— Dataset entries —
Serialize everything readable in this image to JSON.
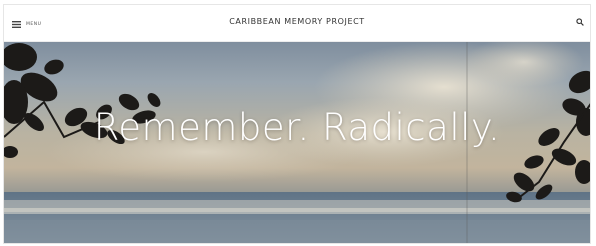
{
  "header": {
    "menu_label": "MENU",
    "site_title": "CARIBBEAN MEMORY PROJECT",
    "menu_icon": "hamburger-icon",
    "search_icon": "search-icon"
  },
  "hero": {
    "tagline": "Remember. Radically."
  },
  "colors": {
    "header_bg": "#ffffff",
    "title_text": "#333333",
    "tagline_text": "#ffffff"
  }
}
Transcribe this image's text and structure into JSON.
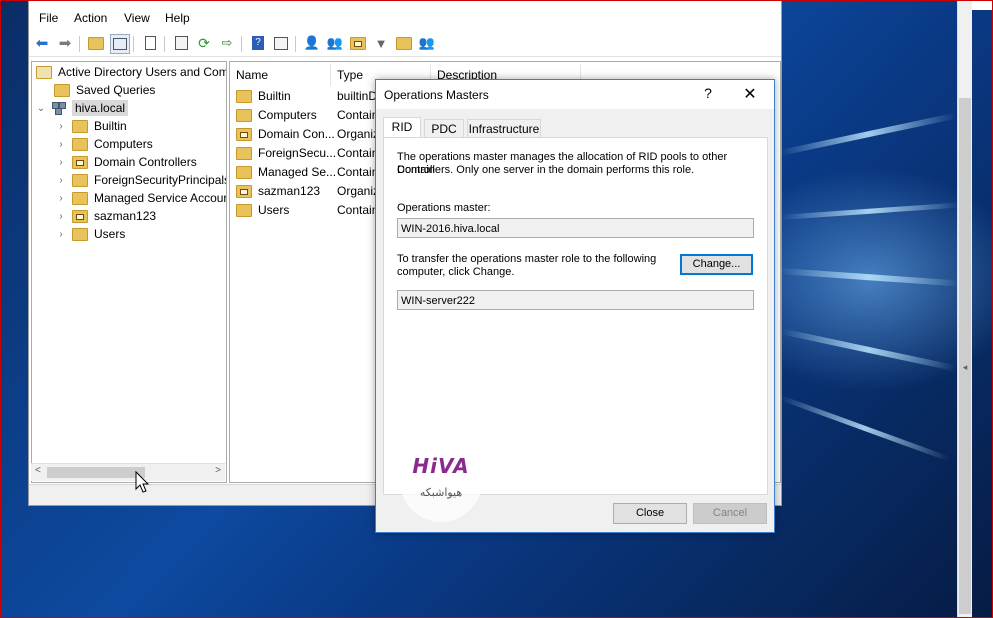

— What to work on —
Repeat each record exactly as shown above, dropping all images.

— Result —
Serialize everything readable in this image to JSON.
{
  "header": {
    "menu_label": "MENU",
    "site_title": "CARIBBEAN MEMORY PROJECT",
    "menu_icon": "hamburger-icon",
    "search_icon": "search-icon"
  },
  "hero": {
    "tagline": "Remember. Radically."
  },
  "colors": {
    "header_bg": "#ffffff",
    "title_text": "#333333",
    "tagline_text": "#ffffff"
  }
}
Transcribe this image's text and structure into JSON.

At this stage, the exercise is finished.